→ **TASK PROMPT**
In the listing below, pick out lines with "verb".

→ **DATA EXTRACT**
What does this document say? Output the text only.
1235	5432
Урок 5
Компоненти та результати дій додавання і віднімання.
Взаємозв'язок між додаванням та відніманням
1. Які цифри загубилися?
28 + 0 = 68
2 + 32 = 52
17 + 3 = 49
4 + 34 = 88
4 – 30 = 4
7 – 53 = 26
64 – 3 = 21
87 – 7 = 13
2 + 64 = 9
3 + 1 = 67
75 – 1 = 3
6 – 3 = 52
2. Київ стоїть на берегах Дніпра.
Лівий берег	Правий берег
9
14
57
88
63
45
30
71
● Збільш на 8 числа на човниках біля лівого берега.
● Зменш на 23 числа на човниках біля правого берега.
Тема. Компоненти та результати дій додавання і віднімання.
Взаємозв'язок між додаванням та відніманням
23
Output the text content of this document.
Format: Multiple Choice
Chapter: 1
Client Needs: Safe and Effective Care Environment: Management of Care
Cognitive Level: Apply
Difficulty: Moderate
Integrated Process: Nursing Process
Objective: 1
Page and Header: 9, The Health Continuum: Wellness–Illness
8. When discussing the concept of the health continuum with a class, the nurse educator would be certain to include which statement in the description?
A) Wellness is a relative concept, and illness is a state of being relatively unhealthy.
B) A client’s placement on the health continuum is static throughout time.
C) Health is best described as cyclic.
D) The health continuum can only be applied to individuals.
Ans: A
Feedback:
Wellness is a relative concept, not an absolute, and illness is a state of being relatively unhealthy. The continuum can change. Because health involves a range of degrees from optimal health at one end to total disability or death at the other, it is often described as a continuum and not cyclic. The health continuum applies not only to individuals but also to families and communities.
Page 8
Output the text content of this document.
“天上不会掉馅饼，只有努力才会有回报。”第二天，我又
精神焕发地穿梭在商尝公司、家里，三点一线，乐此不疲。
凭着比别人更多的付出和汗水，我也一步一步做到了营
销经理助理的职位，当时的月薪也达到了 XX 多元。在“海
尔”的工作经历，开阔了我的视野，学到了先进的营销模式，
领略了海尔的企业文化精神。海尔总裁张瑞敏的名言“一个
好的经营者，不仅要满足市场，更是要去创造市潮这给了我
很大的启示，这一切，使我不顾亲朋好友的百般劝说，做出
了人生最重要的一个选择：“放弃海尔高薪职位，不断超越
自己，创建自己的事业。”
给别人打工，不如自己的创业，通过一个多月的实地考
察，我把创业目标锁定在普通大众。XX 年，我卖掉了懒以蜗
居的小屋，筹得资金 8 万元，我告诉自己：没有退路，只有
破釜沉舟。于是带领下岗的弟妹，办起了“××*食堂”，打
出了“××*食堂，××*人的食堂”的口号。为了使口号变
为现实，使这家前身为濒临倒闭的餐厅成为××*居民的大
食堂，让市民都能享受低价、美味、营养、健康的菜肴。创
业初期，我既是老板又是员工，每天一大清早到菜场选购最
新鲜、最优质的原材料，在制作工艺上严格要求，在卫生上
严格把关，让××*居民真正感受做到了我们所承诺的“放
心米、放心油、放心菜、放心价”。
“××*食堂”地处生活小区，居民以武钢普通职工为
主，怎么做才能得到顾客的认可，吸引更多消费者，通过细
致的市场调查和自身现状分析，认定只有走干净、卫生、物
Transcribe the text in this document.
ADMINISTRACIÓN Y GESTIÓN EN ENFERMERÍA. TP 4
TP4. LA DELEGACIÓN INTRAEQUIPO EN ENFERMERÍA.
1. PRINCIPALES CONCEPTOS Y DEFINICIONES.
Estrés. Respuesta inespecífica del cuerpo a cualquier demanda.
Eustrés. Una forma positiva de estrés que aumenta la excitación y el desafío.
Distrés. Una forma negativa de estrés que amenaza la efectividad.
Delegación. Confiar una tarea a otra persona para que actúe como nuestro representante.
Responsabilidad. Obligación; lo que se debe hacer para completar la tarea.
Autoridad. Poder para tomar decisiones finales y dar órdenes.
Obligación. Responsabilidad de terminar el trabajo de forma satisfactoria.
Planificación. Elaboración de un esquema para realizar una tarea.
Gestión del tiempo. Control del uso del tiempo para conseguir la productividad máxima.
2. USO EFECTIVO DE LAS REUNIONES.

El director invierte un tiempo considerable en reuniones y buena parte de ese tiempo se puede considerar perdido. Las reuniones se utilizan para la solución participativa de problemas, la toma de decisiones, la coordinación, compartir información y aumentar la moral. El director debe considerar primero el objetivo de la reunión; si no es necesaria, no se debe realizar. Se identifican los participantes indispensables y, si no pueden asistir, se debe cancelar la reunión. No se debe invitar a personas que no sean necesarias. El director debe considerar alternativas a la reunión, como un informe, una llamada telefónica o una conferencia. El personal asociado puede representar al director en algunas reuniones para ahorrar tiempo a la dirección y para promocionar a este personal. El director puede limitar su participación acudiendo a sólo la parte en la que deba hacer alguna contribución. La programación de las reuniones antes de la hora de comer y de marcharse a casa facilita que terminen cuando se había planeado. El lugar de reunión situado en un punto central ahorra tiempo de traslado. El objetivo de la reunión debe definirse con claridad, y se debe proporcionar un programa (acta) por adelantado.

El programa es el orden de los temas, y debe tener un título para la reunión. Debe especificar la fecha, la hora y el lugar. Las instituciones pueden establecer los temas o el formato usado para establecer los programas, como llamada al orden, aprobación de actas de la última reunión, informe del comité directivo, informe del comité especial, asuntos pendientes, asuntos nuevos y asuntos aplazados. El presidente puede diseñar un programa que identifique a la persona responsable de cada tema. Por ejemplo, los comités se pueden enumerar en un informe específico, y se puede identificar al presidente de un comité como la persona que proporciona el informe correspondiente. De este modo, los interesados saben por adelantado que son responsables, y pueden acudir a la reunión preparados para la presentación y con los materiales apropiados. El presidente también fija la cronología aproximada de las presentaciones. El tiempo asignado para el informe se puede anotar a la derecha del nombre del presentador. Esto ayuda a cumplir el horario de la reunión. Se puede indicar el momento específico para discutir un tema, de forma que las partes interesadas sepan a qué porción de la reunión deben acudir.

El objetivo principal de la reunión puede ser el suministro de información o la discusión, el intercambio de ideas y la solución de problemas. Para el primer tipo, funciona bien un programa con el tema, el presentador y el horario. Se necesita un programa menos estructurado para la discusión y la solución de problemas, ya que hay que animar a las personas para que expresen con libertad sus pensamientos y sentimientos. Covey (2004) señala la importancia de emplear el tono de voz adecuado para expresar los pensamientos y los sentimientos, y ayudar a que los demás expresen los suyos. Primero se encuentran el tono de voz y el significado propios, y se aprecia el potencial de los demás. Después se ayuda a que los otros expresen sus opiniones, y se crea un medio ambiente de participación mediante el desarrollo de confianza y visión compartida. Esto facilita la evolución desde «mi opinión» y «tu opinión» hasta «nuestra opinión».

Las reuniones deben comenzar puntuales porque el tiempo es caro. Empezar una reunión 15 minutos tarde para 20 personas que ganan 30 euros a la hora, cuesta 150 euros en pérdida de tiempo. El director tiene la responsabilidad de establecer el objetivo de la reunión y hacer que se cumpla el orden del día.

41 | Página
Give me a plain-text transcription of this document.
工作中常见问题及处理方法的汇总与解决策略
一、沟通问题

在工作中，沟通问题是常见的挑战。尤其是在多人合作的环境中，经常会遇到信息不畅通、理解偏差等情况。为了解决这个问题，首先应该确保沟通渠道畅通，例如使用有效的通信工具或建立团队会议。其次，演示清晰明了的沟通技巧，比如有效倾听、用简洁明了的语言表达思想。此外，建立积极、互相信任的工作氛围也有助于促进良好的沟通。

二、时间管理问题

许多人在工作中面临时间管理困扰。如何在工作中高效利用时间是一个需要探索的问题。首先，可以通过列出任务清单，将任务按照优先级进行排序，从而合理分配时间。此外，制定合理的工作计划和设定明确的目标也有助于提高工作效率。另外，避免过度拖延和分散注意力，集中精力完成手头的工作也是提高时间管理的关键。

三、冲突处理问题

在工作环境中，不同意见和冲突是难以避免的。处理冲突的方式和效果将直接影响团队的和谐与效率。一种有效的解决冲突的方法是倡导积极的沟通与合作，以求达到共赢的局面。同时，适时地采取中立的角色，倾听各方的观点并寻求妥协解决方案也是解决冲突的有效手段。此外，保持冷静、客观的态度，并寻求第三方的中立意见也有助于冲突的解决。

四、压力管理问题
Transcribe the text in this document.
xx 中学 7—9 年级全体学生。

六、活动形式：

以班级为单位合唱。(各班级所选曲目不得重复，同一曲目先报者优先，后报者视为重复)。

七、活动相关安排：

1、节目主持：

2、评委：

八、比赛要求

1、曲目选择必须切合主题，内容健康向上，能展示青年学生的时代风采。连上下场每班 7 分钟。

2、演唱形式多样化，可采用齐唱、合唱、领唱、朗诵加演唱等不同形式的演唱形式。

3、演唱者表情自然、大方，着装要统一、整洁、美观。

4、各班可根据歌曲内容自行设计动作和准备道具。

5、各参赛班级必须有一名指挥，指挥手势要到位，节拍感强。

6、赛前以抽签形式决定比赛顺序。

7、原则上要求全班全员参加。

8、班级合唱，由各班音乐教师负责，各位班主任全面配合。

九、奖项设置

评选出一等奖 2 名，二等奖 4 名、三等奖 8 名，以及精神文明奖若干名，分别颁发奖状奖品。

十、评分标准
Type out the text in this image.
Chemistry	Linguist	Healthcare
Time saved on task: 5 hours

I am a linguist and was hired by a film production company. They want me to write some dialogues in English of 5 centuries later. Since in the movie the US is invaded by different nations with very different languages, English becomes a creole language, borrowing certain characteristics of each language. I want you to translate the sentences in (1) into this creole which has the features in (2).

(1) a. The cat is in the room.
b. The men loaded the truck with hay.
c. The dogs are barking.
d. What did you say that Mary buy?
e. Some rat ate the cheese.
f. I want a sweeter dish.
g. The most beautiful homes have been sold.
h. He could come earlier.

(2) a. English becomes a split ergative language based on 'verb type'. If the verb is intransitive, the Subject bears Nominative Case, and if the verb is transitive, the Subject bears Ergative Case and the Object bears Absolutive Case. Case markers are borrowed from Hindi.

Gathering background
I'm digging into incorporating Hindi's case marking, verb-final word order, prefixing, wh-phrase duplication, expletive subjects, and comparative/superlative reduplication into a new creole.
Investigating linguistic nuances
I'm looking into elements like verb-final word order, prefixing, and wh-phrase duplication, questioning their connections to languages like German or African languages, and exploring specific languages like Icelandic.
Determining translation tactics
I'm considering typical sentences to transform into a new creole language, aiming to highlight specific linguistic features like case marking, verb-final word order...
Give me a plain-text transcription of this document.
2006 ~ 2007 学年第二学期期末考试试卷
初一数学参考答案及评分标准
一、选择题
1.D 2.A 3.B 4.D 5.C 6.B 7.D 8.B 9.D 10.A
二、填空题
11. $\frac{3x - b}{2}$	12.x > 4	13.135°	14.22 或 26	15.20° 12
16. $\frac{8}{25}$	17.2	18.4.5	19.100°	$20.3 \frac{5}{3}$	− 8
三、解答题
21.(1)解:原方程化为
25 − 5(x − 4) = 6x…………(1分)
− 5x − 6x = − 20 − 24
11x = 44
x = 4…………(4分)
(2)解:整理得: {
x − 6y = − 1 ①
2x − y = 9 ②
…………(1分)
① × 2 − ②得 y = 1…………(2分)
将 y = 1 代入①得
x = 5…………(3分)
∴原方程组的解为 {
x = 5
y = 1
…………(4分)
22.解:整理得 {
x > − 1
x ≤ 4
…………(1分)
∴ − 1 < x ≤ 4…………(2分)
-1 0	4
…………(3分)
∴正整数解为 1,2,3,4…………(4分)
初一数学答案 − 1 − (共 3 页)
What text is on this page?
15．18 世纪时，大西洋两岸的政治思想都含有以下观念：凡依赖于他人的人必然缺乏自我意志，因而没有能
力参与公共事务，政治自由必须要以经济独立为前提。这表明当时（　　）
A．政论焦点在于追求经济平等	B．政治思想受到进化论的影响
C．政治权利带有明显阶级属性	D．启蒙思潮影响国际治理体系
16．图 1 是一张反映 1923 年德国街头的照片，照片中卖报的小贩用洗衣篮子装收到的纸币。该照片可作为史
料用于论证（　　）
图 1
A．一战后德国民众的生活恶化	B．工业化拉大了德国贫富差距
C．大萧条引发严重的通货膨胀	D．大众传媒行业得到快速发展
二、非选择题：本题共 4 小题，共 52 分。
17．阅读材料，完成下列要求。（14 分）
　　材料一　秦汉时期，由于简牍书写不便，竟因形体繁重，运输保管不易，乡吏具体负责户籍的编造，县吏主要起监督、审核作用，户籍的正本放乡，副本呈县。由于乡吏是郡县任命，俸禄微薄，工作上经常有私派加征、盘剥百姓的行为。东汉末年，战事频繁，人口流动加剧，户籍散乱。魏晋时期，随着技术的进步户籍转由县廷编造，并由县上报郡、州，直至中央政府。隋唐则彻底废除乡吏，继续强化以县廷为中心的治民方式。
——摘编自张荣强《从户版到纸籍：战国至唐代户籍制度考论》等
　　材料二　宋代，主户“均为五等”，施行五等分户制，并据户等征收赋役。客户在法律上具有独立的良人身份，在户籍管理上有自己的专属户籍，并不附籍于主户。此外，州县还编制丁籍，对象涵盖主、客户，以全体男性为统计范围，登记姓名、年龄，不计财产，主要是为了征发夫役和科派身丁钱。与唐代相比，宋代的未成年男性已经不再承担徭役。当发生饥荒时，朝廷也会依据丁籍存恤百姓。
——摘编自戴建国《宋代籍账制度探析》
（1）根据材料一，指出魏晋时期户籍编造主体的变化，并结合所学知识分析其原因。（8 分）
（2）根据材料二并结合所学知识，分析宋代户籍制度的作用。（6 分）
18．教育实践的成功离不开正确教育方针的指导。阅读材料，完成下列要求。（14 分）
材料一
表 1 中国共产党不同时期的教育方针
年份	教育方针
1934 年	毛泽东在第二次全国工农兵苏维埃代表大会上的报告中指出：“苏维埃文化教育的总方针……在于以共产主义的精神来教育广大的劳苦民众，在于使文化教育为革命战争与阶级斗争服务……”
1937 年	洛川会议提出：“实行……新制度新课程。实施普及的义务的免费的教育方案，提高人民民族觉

→ **COMPLETED TASK**
(2) a. English becomes a split ergative language based on 'verb type'. If the verb is intransitive, the Subject bears Nominative Case, and if the verb is transitive, the Subject bears Ergative Case and the Object bears Absolutive Case. Case markers are borrowed from Hindi.
I'm digging into incorporating Hindi's case marking, verb-final word order, prefixing, wh-phrase duplication, expletive subjects, and comparative/superlative reduplication into a new creole.
I'm looking into elements like verb-final word order, prefixing, and wh-phrase duplication, questioning their connections to languages like German or African languages, and exploring specific languages like Icelandic.
I'm considering typical sentences to transform into a new creole language, aiming to highlight specific linguistic features like case marking, verb-final word order...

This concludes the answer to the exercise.